»»

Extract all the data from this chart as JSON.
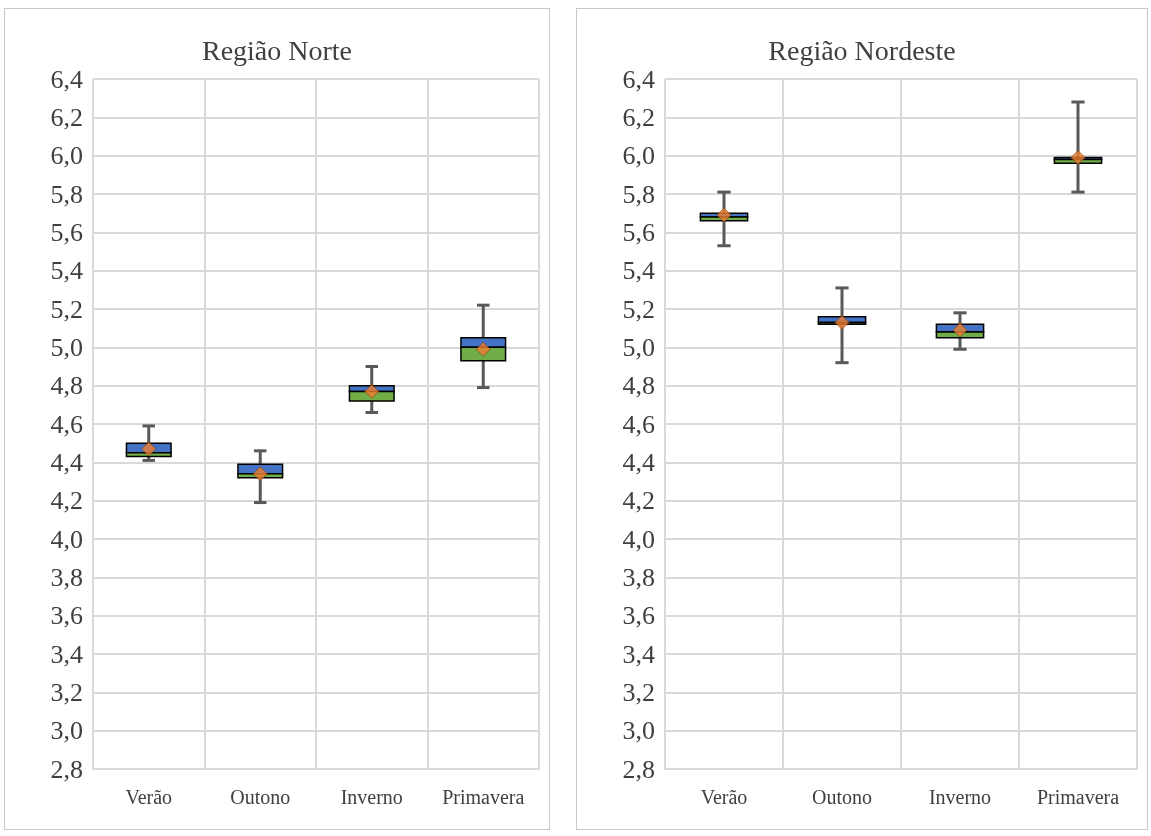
{
  "chart_data": [
    {
      "type": "box",
      "title": "Região Norte",
      "categories": [
        "Verão",
        "Outono",
        "Inverno",
        "Primavera"
      ],
      "series": [
        {
          "boxes": [
            {
              "low": 4.41,
              "q1": 4.43,
              "median": 4.45,
              "q3": 4.5,
              "high": 4.59,
              "mean": 4.47
            },
            {
              "low": 4.19,
              "q1": 4.32,
              "median": 4.34,
              "q3": 4.39,
              "high": 4.46,
              "mean": 4.34
            },
            {
              "low": 4.66,
              "q1": 4.72,
              "median": 4.77,
              "q3": 4.8,
              "high": 4.9,
              "mean": 4.77
            },
            {
              "low": 4.79,
              "q1": 4.93,
              "median": 5.0,
              "q3": 5.05,
              "high": 5.22,
              "mean": 4.99
            }
          ]
        }
      ],
      "ylim": [
        2.8,
        6.4
      ],
      "yticks": [
        {
          "value": 2.8,
          "label": "2,8"
        },
        {
          "value": 3.0,
          "label": "3,0"
        },
        {
          "value": 3.2,
          "label": "3,2"
        },
        {
          "value": 3.4,
          "label": "3,4"
        },
        {
          "value": 3.6,
          "label": "3,6"
        },
        {
          "value": 3.8,
          "label": "3,8"
        },
        {
          "value": 4.0,
          "label": "4,0"
        },
        {
          "value": 4.2,
          "label": "4,2"
        },
        {
          "value": 4.4,
          "label": "4,4"
        },
        {
          "value": 4.6,
          "label": "4,6"
        },
        {
          "value": 4.8,
          "label": "4,8"
        },
        {
          "value": 5.0,
          "label": "5,0"
        },
        {
          "value": 5.2,
          "label": "5,2"
        },
        {
          "value": 5.4,
          "label": "5,4"
        },
        {
          "value": 5.6,
          "label": "5,6"
        },
        {
          "value": 5.8,
          "label": "5,8"
        },
        {
          "value": 6.0,
          "label": "6,0"
        },
        {
          "value": 6.2,
          "label": "6,2"
        },
        {
          "value": 6.4,
          "label": "6,4"
        }
      ],
      "grid": true
    },
    {
      "type": "box",
      "title": "Região Nordeste",
      "categories": [
        "Verão",
        "Outono",
        "Inverno",
        "Primavera"
      ],
      "series": [
        {
          "boxes": [
            {
              "low": 5.53,
              "q1": 5.66,
              "median": 5.68,
              "q3": 5.7,
              "high": 5.81,
              "mean": 5.69
            },
            {
              "low": 4.92,
              "q1": 5.12,
              "median": 5.13,
              "q3": 5.16,
              "high": 5.31,
              "mean": 5.13
            },
            {
              "low": 4.99,
              "q1": 5.05,
              "median": 5.08,
              "q3": 5.12,
              "high": 5.18,
              "mean": 5.09
            },
            {
              "low": 5.81,
              "q1": 5.96,
              "median": 5.98,
              "q3": 5.99,
              "high": 6.28,
              "mean": 5.99
            }
          ]
        }
      ],
      "ylim": [
        2.8,
        6.4
      ],
      "yticks": [
        {
          "value": 2.8,
          "label": "2,8"
        },
        {
          "value": 3.0,
          "label": "3,0"
        },
        {
          "value": 3.2,
          "label": "3,2"
        },
        {
          "value": 3.4,
          "label": "3,4"
        },
        {
          "value": 3.6,
          "label": "3,6"
        },
        {
          "value": 3.8,
          "label": "3,8"
        },
        {
          "value": 4.0,
          "label": "4,0"
        },
        {
          "value": 4.2,
          "label": "4,2"
        },
        {
          "value": 4.4,
          "label": "4,4"
        },
        {
          "value": 4.6,
          "label": "4,6"
        },
        {
          "value": 4.8,
          "label": "4,8"
        },
        {
          "value": 5.0,
          "label": "5,0"
        },
        {
          "value": 5.2,
          "label": "5,2"
        },
        {
          "value": 5.4,
          "label": "5,4"
        },
        {
          "value": 5.6,
          "label": "5,6"
        },
        {
          "value": 5.8,
          "label": "5,8"
        },
        {
          "value": 6.0,
          "label": "6,0"
        },
        {
          "value": 6.2,
          "label": "6,2"
        },
        {
          "value": 6.4,
          "label": "6,4"
        }
      ],
      "grid": true
    }
  ]
}
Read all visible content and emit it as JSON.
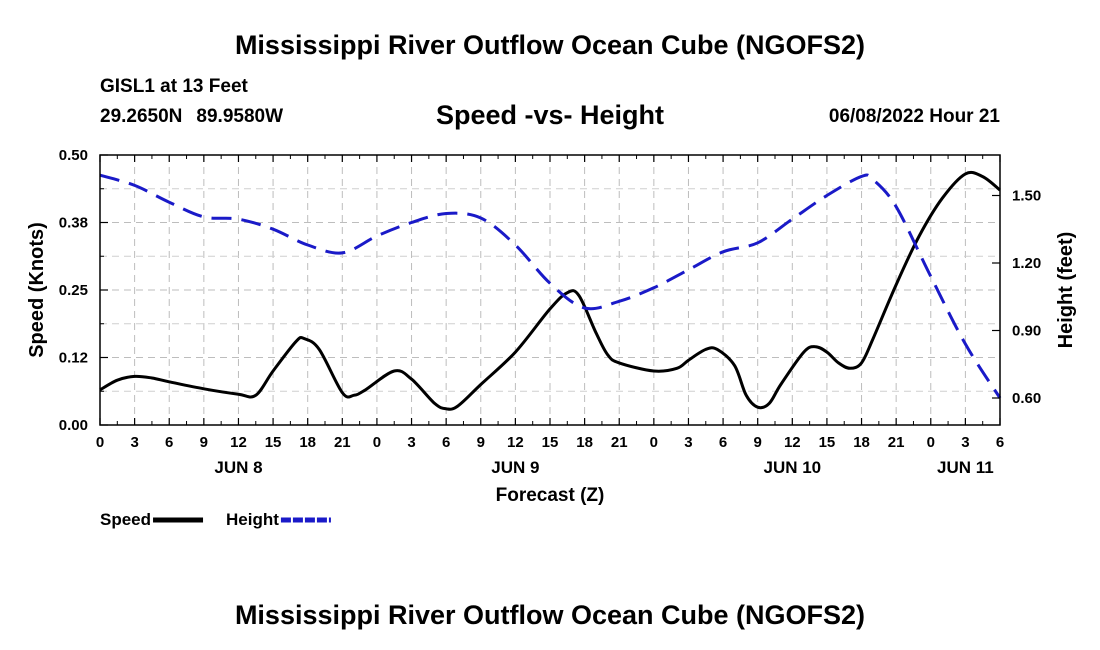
{
  "page": {
    "title_top": "Mississippi River Outflow Ocean Cube (NGOFS2)",
    "title_bottom": "Mississippi River Outflow Ocean Cube (NGOFS2)",
    "station": "GISL1 at 13 Feet",
    "latitude": "29.2650N",
    "longitude": "89.9580W",
    "subtitle": "Speed -vs- Height",
    "timestamp": "06/08/2022 Hour 21"
  },
  "chart_data": {
    "type": "line",
    "title": "Speed -vs- Height",
    "xlabel": "Forecast (Z)",
    "ylabel_left": "Speed (Knots)",
    "ylabel_right": "Height (feet)",
    "x_unit": "hours since 2022-06-08 00Z",
    "xlim": [
      0,
      78
    ],
    "ylim_left": [
      0,
      0.5
    ],
    "ylim_right": [
      0.48,
      1.68
    ],
    "x_ticks": [
      {
        "x": 0,
        "label": "0"
      },
      {
        "x": 3,
        "label": "3"
      },
      {
        "x": 6,
        "label": "6"
      },
      {
        "x": 9,
        "label": "9"
      },
      {
        "x": 12,
        "label": "12"
      },
      {
        "x": 15,
        "label": "15"
      },
      {
        "x": 18,
        "label": "18"
      },
      {
        "x": 21,
        "label": "21"
      },
      {
        "x": 24,
        "label": "0"
      },
      {
        "x": 27,
        "label": "3"
      },
      {
        "x": 30,
        "label": "6"
      },
      {
        "x": 33,
        "label": "9"
      },
      {
        "x": 36,
        "label": "12"
      },
      {
        "x": 39,
        "label": "15"
      },
      {
        "x": 42,
        "label": "18"
      },
      {
        "x": 45,
        "label": "21"
      },
      {
        "x": 48,
        "label": "0"
      },
      {
        "x": 51,
        "label": "3"
      },
      {
        "x": 54,
        "label": "6"
      },
      {
        "x": 57,
        "label": "9"
      },
      {
        "x": 60,
        "label": "12"
      },
      {
        "x": 63,
        "label": "15"
      },
      {
        "x": 66,
        "label": "18"
      },
      {
        "x": 69,
        "label": "21"
      },
      {
        "x": 72,
        "label": "0"
      },
      {
        "x": 75,
        "label": "3"
      },
      {
        "x": 78,
        "label": "6"
      }
    ],
    "day_labels": [
      {
        "x": 12,
        "label": "JUN 8"
      },
      {
        "x": 36,
        "label": "JUN 9"
      },
      {
        "x": 60,
        "label": "JUN 10"
      },
      {
        "x": 75,
        "label": "JUN 11"
      }
    ],
    "y_left_ticks": [
      "0.00",
      "0.12",
      "0.25",
      "0.38",
      "0.50"
    ],
    "y_left_tick_values": [
      0,
      0.125,
      0.25,
      0.375,
      0.5
    ],
    "y_right_ticks": [
      "0.60",
      "0.90",
      "1.20",
      "1.50"
    ],
    "y_right_tick_values": [
      0.6,
      0.9,
      1.2,
      1.5
    ],
    "grid": true,
    "legend_position": "bottom-left",
    "series": [
      {
        "name": "Speed",
        "axis": "left",
        "color": "#000000",
        "dash": "solid",
        "points": [
          [
            0,
            0.065
          ],
          [
            1.5,
            0.083
          ],
          [
            3,
            0.09
          ],
          [
            4.5,
            0.087
          ],
          [
            6,
            0.08
          ],
          [
            9,
            0.067
          ],
          [
            12,
            0.057
          ],
          [
            13.5,
            0.055
          ],
          [
            15,
            0.1
          ],
          [
            17,
            0.155
          ],
          [
            17.7,
            0.16
          ],
          [
            19,
            0.14
          ],
          [
            21,
            0.06
          ],
          [
            22,
            0.055
          ],
          [
            23,
            0.065
          ],
          [
            25.5,
            0.1
          ],
          [
            27,
            0.085
          ],
          [
            29,
            0.04
          ],
          [
            30,
            0.03
          ],
          [
            31,
            0.035
          ],
          [
            33,
            0.075
          ],
          [
            36,
            0.135
          ],
          [
            39,
            0.215
          ],
          [
            40.5,
            0.245
          ],
          [
            41.5,
            0.24
          ],
          [
            43,
            0.17
          ],
          [
            44,
            0.13
          ],
          [
            45,
            0.115
          ],
          [
            48,
            0.1
          ],
          [
            50,
            0.105
          ],
          [
            51,
            0.12
          ],
          [
            52.5,
            0.14
          ],
          [
            53.5,
            0.14
          ],
          [
            55,
            0.11
          ],
          [
            56,
            0.055
          ],
          [
            57,
            0.033
          ],
          [
            58,
            0.04
          ],
          [
            59,
            0.075
          ],
          [
            61,
            0.135
          ],
          [
            62,
            0.145
          ],
          [
            63,
            0.135
          ],
          [
            64,
            0.115
          ],
          [
            65,
            0.105
          ],
          [
            66,
            0.115
          ],
          [
            67,
            0.16
          ],
          [
            69,
            0.26
          ],
          [
            71,
            0.35
          ],
          [
            73,
            0.42
          ],
          [
            75,
            0.465
          ],
          [
            76.5,
            0.46
          ],
          [
            78,
            0.435
          ]
        ]
      },
      {
        "name": "Height",
        "axis": "right",
        "color": "#1a1ac8",
        "dash": "dashed",
        "points": [
          [
            0,
            1.59
          ],
          [
            3,
            1.545
          ],
          [
            6,
            1.47
          ],
          [
            9,
            1.405
          ],
          [
            12,
            1.395
          ],
          [
            15,
            1.35
          ],
          [
            18,
            1.28
          ],
          [
            21,
            1.245
          ],
          [
            24,
            1.32
          ],
          [
            27,
            1.38
          ],
          [
            30,
            1.42
          ],
          [
            33,
            1.4
          ],
          [
            36,
            1.28
          ],
          [
            39,
            1.11
          ],
          [
            42,
            1.0
          ],
          [
            45,
            1.03
          ],
          [
            48,
            1.09
          ],
          [
            51,
            1.17
          ],
          [
            54,
            1.25
          ],
          [
            57,
            1.29
          ],
          [
            60,
            1.395
          ],
          [
            63,
            1.5
          ],
          [
            66,
            1.585
          ],
          [
            67,
            1.57
          ],
          [
            69,
            1.45
          ],
          [
            72,
            1.14
          ],
          [
            75,
            0.84
          ],
          [
            78,
            0.6
          ]
        ]
      }
    ]
  }
}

««

• What you should do: Look through the records and gather each line with the word "Cube".

• Result for this task:
    "title_top": "Mississippi River Outflow Ocean Cube (NGOFS2)",
    "title_bottom": "Mississippi River Outflow Ocean Cube (NGOFS2)",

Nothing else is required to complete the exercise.